◆ PROBLEM ◆
Below is a listing; copy all of it exactly.

◆ DATA TO PROCESS ◆
▬▬▬

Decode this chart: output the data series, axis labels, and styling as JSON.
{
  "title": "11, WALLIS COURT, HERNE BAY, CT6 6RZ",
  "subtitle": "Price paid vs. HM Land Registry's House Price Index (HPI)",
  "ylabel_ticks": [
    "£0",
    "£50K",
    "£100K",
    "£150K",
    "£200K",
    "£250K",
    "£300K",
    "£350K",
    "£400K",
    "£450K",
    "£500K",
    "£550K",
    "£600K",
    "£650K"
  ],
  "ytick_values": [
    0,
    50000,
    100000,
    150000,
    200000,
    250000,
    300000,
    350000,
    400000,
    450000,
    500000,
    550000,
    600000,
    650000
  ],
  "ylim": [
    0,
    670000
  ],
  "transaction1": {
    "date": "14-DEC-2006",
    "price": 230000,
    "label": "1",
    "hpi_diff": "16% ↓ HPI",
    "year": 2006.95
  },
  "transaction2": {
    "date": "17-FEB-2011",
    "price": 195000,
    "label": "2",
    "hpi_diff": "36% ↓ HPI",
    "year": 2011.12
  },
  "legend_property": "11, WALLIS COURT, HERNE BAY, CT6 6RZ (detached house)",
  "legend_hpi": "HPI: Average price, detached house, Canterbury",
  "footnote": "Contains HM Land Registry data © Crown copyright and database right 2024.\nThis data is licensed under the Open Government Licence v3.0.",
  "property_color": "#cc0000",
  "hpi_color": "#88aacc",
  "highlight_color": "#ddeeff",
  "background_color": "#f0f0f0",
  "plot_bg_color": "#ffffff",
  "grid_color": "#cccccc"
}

▬▬▬

◆ WRITTEN SOLUTION ◆
Decode this chart: output the data series, axis labels, and styling as JSON.
{
  "title": "11, WALLIS COURT, HERNE BAY, CT6 6RZ",
  "subtitle": "Price paid vs. HM Land Registry's House Price Index (HPI)",
  "ylabel_ticks": [
    "£0",
    "£50K",
    "£100K",
    "£150K",
    "£200K",
    "£250K",
    "£300K",
    "£350K",
    "£400K",
    "£450K",
    "£500K",
    "£550K",
    "£600K",
    "£650K"
  ],
  "ytick_values": [
    0,
    50000,
    100000,
    150000,
    200000,
    250000,
    300000,
    350000,
    400000,
    450000,
    500000,
    550000,
    600000,
    650000
  ],
  "ylim": [
    0,
    670000
  ],
  "transaction1": {
    "date": "14-DEC-2006",
    "price": 230000,
    "label": "1",
    "hpi_diff": "16% ↓ HPI",
    "year": 2006.95
  },
  "transaction2": {
    "date": "17-FEB-2011",
    "price": 195000,
    "label": "2",
    "hpi_diff": "36% ↓ HPI",
    "year": 2011.12
  },
  "legend_property": "11, WALLIS COURT, HERNE BAY, CT6 6RZ (detached house)",
  "legend_hpi": "HPI: Average price, detached house, Canterbury",
  "footnote": "Contains HM Land Registry data © Crown copyright and database right 2024.\nThis data is licensed under the Open Government Licence v3.0.",
  "property_color": "#cc0000",
  "hpi_color": "#88aacc",
  "highlight_color": "#ddeeff",
  "background_color": "#f0f0f0",
  "plot_bg_color": "#ffffff",
  "grid_color": "#cccccc"
}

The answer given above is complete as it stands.